EXERCISE INSTRUCTIONS:
Repeat each record below exactly as given.

Collection entries:
┄┄┄┄┄┄┄┄┄┄

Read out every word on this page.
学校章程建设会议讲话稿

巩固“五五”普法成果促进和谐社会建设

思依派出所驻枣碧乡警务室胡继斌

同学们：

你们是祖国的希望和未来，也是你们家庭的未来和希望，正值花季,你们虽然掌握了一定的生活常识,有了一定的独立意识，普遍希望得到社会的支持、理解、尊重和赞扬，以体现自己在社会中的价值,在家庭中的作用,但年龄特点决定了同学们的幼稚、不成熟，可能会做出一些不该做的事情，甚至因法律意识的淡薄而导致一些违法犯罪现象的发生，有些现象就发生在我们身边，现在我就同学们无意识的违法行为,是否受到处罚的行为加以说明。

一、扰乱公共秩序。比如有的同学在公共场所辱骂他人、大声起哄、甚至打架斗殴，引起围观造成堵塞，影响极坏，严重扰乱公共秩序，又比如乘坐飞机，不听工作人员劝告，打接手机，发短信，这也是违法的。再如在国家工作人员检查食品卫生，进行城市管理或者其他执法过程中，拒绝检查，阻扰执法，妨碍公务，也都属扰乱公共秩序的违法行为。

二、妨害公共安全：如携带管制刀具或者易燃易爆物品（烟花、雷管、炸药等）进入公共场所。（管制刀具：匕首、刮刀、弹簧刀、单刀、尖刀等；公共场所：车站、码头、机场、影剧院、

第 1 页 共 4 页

┄┄┄┄┄┄┄┄┄┄

CORRECT RESPONSE:
Read out every word on this page.
学校章程建设会议讲话稿

巩固“五五”普法成果促进和谐社会建设

思依派出所驻枣碧乡警务室胡继斌

同学们：

你们是祖国的希望和未来，也是你们家庭的未来和希望，正值花季,你们虽然掌握了一定的生活常识,有了一定的独立意识，普遍希望得到社会的支持、理解、尊重和赞扬，以体现自己在社会中的价值,在家庭中的作用,但年龄特点决定了同学们的幼稚、不成熟，可能会做出一些不该做的事情，甚至因法律意识的淡薄而导致一些违法犯罪现象的发生，有些现象就发生在我们身边，现在我就同学们无意识的违法行为,是否受到处罚的行为加以说明。

一、扰乱公共秩序。比如有的同学在公共场所辱骂他人、大声起哄、甚至打架斗殴，引起围观造成堵塞，影响极坏，严重扰乱公共秩序，又比如乘坐飞机，不听工作人员劝告，打接手机，发短信，这也是违法的。再如在国家工作人员检查食品卫生，进行城市管理或者其他执法过程中，拒绝检查，阻扰执法，妨碍公务，也都属扰乱公共秩序的违法行为。

二、妨害公共安全：如携带管制刀具或者易燃易爆物品（烟花、雷管、炸药等）进入公共场所。（管制刀具：匕首、刮刀、弹簧刀、单刀、尖刀等；公共场所：车站、码头、机场、影剧院、

第 1 页 共 4 页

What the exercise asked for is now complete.